*GOAL OF THE EXERCISE*: Tally each line where the word "raua" occurs, then give only the total.

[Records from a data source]
* * * * * * *
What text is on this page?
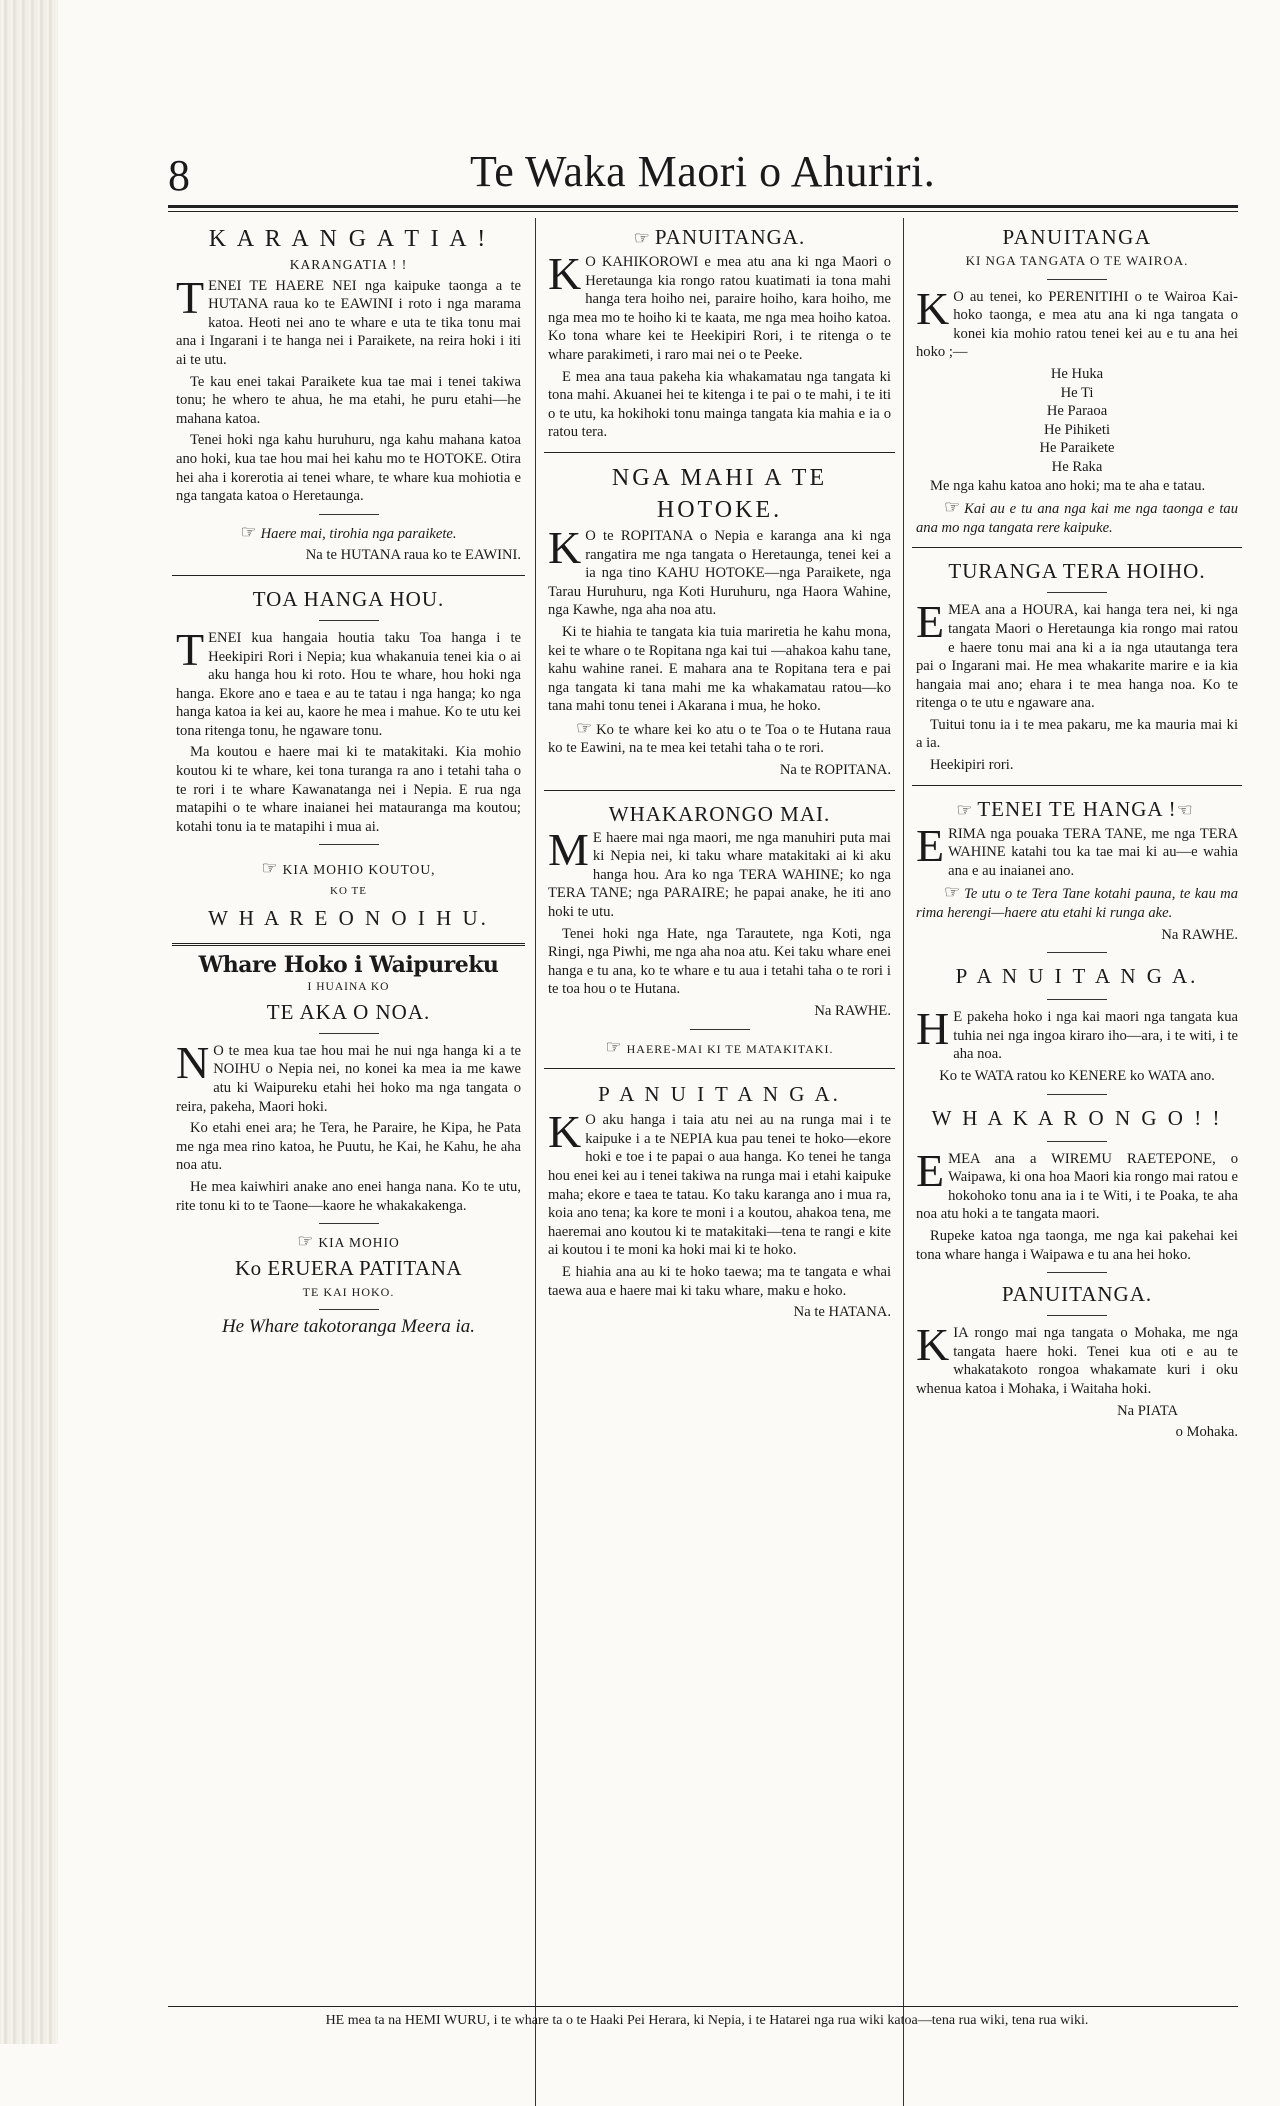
8	Te Waka Maori o Ahuriri.
K A R A N G A T I A !
KARANGATIA ! !

TENEI TE HAERE NEI nga kaipuke taonga a te HUTANA raua ko te EAWINI i roto i nga marama katoa. Heoti nei ano te whare e uta te tika tonu mai ana i Ingarani i te hanga nei i Paraikete, na reira hoki i iti ai te utu.

Te kau enei takai Paraikete kua tae mai i tenei takiwa tonu; he whero te ahua, he ma etahi, he puru etahi—he mahana katoa.

Tenei hoki nga kahu huruhuru, nga kahu mahana katoa ano hoki, kua tae hou mai hei kahu mo te HOTOKE. Otira hei aha i korerotia ai tenei whare, te whare kua mohiotia e nga tangata katoa o Heretaunga.

☞ Haere mai, tirohia nga paraikete.

Na te HUTANA raua ko te EAWINI.

TOA HANGA HOU.

TENEI kua hangaia houtia taku Toa hanga i te Heekipiri Rori i Nepia; kua whakanuia tenei kia o ai aku hanga hou ki roto. Hou te whare, hou hoki nga hanga. Ekore ano e taea e au te tatau i nga hanga; ko nga hanga katoa ia kei au, kaore he mea i mahue. Ko te utu kei tona ritenga tonu, he ngaware tonu.

Ma koutou e haere mai ki te matakitaki. Kia mohio koutou ki te whare, kei tona turanga ra ano i tetahi taha o te rori i te whare Kawanatanga nei i Nepia. E rua nga matapihi o te whare inaianei hei matauranga ma koutou; kotahi tonu ia te matapihi i mua ai.

☞ KIA MOHIO KOUTOU,
KO TE
W H A R E O N O I H U.
Whare Hoko i Waipureku
I HUAINA KO
TE AKA O NOA.

N O te mea kua tae hou mai he nui nga hanga ki a te NOIHU o Nepia nei, no konei ka mea ia me kawe atu ki Waipureku etahi hei hoko ma nga tangata o reira, pakeha, Maori hoki.

Ko etahi enei ara; he Tera, he Paraire, he Kipa, he Pata me nga mea rino katoa, he Puutu, he Kai, he Kahu, he aha noa atu.

He mea kaiwhiri anake ano enei hanga nana. Ko te utu, rite tonu ki to te Taone—kaore he whakakakenga.

☞ KIA MOHIO
Ko ERUERA PATITANA
TE KAI HOKO.
He Whare takotoranga Meera ia.
☞ PANUITANGA.

K O KAHIKOROWI e mea atu ana ki nga Maori o Heretaunga kia rongo ratou kuatimati ia tona mahi hanga tera hoiho nei, paraire hoiho, kara hoiho, me nga mea mo te hoiho ki te kaata, me nga mea hoiho katoa. Ko tona whare kei te Heekipiri Rori, i te ritenga o te whare parakimeti, i raro mai nei o te Peeke.

E mea ana taua pakeha kia whakamatau nga tangata ki tona mahi. Akuanei hei te kitenga i te pai o te mahi, i te iti o te utu, ka hokihoki tonu mainga tangata kia mahia e ia o ratou tera.

NGA MAHI A TE
HOTOKE.

K O te ROPITANA o Nepia e karanga ana ki nga rangatira me nga tangata o Heretaunga, tenei kei a ia nga tino KAHU HOTOKE—nga Paraikete, nga Tarau Huruhuru, nga Koti Huruhuru, nga Haora Wahine, nga Kawhe, nga aha noa atu.

Ki te hiahia te tangata kia tuia mariretia he kahu mona, kei te whare o te Ropitana nga kai tui —ahakoa kahu tane, kahu wahine ranei. E mahara ana te Ropitana tera e pai nga tangata ki tana mahi me ka whakamatau ratou—ko tana mahi tonu tenei i Akarana i mua, he hoko.

☞ Ko te whare kei ko atu o te Toa o te Hutana raua ko te Eawini, na te mea kei tetahi taha o te rori.

Na te ROPITANA.

WHAKARONGO MAI.

M E haere mai nga maori, me nga manuhiri puta mai ki Nepia nei, ki taku whare matakitaki ai ki aku hanga hou. Ara ko nga TERA WAHINE; ko nga TERA TANE; nga PARAIRE; he papai anake, he iti ano hoki te utu.

Tenei hoki nga Hate, nga Tarautete, nga Koti, nga Ringi, nga Piwhi, me nga aha noa atu. Kei taku whare enei hanga e tu ana, ko te whare e tu aua i tetahi taha o te rori i te toa hou o te Hutana.

Na RAWHE.

☞ HAERE-MAI KI TE MATAKITAKI.
P A N U I T A N G A.

K O aku hanga i taia atu nei au na runga mai i te kaipuke i a te NEPIA kua pau tenei te hoko—ekore hoki e toe i te papai o aua hanga. Ko tenei he tanga hou enei kei au i tenei takiwa na runga mai i etahi kaipuke maha; ekore e taea te tatau. Ko taku karanga ano i mua ra, koia ano tena; ka kore te moni i a koutou, ahakoa tena, me haeremai ano koutou ki te matakitaki—tena te rangi e kite ai koutou i te moni ka hoki mai ki te hoko.

E hiahia ana au ki te hoko taewa; ma te tangata e whai taewa aua e haere mai ki taku whare, maku e hoko.

Na te HATANA.

PANUITANGA
KI NGA TANGATA O TE WAIROA.

K O au tenei, ko PERENITIHI o te Wairoa Kai-hoko taonga, e mea atu ana ki nga tangata o konei kia mohio ratou tenei kei au e tu ana hei hoko ;—

He Huka

He Ti

He Paraoa

He Pihiketi

He Paraikete

He Raka

Me nga kahu katoa ano hoki; ma te aha e tatau.

☞ Kai au e tu ana nga kai me nga taonga e tau ana mo nga tangata rere kaipuke.

TURANGA TERA HOIHO.

EMEA ana a HOURA, kai hanga tera nei, ki nga tangata Maori o Heretaunga kia rongo mai ratou e haere tonu mai ana ki a ia nga utautanga tera pai o Ingarani mai. He mea whakarite marire e ia kia hangaia mai ano; ehara i te mea hanga noa. Ko te ritenga o te utu e ngaware ana.

Tuitui tonu ia i te mea pakaru, me ka mauria mai ki a ia.

Heekipiri rori.

☞ TENEI TE HANGA !☜

ERIMA nga pouaka TERA TANE, me nga TERA WAHINE katahi tou ka tae mai ki au—e wahia ana e au inaianei ano.

☞ Te utu o te Tera Tane kotahi pauna, te kau ma rima herengi—haere atu etahi ki runga ake.

Na RAWHE.

P A N U I T A N G A.

H E pakeha hoko i nga kai maori nga tangata kua tuhia nei nga ingoa kiraro iho—ara, i te witi, i te aha noa.

Ko te WATA ratou ko KENERE ko WATA ano.

W H A K A R O N G O ! !

EMEA ana a WIREMU RAETEPONE, o Waipawa, ki ona hoa Maori kia rongo mai ratou e hokohoko tonu ana ia i te Witi, i te Poaka, te aha noa atu hoki a te tangata maori.

Rupeke katoa nga taonga, me nga kai pakehai kei tona whare hanga i Waipawa e tu ana hei hoko.

PANUITANGA.

KIA rongo mai nga tangata o Mohaka, me nga tangata haere hoki. Tenei kua oti e au te whakatakoto rongoa whakamate kuri i oku whenua katoa i Mohaka, i Waitaha hoki.

Na PIATA

o Mohaka.

HE mea ta na HEMI WURU, i te whare ta o te Haaki Pei Herara, ki Nepia, i te Hatarei nga rua wiki katoa—tena rua wiki, tena rua wiki.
* * * * * * *
*ANSWER IN FULL*: 3